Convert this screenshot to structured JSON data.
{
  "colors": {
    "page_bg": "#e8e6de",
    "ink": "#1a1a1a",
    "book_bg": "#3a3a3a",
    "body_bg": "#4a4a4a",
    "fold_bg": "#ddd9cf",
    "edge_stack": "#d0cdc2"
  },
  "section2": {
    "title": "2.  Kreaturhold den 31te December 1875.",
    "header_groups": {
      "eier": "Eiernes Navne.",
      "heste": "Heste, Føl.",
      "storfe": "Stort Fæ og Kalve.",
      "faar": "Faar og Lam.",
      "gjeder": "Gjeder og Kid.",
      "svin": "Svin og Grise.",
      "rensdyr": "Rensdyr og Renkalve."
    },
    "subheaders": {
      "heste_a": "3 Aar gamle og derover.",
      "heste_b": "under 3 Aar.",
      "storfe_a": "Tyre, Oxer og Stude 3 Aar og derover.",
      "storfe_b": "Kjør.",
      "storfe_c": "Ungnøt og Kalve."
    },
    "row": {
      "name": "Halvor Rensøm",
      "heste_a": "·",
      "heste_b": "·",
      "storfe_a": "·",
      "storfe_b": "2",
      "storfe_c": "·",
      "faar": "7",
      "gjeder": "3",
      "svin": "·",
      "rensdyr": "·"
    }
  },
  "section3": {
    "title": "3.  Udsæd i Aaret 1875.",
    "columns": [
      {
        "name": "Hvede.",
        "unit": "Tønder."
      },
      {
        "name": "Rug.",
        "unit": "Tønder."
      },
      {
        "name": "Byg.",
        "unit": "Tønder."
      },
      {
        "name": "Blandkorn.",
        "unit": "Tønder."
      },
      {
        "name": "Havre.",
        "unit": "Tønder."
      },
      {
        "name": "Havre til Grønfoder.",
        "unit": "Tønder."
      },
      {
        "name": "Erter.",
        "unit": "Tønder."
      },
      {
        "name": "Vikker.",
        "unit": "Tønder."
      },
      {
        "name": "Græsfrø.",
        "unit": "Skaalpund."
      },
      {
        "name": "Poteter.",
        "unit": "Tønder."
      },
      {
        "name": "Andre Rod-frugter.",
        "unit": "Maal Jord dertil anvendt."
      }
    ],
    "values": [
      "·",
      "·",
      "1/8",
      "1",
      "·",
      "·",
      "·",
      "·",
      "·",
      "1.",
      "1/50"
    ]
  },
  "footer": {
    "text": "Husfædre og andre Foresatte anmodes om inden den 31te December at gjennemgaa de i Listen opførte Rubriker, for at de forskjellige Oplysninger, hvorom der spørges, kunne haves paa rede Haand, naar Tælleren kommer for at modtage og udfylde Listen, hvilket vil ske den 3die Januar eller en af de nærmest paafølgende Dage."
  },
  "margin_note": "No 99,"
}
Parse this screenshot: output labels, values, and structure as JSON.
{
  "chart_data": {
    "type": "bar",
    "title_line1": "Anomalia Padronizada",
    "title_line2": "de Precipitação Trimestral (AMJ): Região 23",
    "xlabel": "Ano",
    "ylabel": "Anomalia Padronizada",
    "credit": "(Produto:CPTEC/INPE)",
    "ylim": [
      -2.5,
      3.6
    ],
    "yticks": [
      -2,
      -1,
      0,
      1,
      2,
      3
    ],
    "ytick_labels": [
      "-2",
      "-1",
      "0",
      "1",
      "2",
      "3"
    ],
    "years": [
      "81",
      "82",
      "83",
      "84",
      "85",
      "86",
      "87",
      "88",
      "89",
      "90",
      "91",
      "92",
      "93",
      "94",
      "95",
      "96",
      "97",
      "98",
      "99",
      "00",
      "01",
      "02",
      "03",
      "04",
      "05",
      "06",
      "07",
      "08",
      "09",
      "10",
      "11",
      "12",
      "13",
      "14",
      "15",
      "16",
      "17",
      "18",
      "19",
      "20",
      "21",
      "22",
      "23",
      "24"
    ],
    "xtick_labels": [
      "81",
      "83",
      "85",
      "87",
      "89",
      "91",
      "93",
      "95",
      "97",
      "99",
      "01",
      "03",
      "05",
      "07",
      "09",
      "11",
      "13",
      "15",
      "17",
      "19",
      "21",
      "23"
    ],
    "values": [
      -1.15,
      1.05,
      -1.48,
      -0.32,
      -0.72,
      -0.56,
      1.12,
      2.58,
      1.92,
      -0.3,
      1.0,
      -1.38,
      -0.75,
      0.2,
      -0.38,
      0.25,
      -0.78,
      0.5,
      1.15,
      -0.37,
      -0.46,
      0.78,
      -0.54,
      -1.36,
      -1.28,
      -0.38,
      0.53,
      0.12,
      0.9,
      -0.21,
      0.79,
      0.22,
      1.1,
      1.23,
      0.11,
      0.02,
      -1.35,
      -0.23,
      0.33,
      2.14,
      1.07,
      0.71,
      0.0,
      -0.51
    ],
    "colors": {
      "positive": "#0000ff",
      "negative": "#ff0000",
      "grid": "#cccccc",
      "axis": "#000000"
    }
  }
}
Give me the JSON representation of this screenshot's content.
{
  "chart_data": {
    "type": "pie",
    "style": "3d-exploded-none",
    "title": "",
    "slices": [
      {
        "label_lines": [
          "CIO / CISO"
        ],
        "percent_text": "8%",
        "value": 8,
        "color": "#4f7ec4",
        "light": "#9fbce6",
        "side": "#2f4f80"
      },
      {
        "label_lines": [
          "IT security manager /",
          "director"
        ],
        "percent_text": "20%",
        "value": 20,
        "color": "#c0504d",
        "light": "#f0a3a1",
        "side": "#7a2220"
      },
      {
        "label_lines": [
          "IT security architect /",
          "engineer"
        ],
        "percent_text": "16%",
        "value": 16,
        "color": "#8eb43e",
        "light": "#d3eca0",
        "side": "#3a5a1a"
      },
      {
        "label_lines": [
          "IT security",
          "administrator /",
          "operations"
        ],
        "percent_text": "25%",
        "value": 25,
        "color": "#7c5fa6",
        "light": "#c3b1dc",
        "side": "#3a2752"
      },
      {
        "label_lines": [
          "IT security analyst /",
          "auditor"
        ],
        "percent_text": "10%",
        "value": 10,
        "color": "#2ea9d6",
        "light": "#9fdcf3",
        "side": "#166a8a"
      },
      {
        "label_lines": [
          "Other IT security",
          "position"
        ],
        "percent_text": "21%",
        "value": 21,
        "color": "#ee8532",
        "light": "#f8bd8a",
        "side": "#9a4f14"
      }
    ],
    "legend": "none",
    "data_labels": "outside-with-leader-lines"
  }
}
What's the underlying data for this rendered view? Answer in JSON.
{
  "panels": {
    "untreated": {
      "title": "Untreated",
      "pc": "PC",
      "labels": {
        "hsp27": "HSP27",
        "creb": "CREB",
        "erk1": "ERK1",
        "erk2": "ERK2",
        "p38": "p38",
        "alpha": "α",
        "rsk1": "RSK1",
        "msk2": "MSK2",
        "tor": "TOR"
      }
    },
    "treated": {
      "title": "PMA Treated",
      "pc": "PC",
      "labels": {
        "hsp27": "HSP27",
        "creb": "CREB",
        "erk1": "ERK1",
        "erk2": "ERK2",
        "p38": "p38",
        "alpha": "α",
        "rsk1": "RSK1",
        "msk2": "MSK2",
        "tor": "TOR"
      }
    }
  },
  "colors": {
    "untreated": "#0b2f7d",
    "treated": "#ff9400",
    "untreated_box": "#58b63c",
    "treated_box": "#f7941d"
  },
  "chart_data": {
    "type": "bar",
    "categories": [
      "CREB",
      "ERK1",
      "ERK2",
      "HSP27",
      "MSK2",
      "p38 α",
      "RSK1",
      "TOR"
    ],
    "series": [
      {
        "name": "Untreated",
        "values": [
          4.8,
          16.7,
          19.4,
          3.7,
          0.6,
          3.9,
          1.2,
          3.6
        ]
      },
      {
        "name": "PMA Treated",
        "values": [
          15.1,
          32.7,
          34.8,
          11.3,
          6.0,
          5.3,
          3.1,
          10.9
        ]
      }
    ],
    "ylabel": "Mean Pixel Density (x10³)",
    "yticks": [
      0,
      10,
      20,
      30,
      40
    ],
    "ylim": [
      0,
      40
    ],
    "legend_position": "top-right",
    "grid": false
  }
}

EXERCISE AIM: Examine the records and report how many lines contain the string "Anomalia". Only the number should be given.

RESULT FOR THIS TASK: 2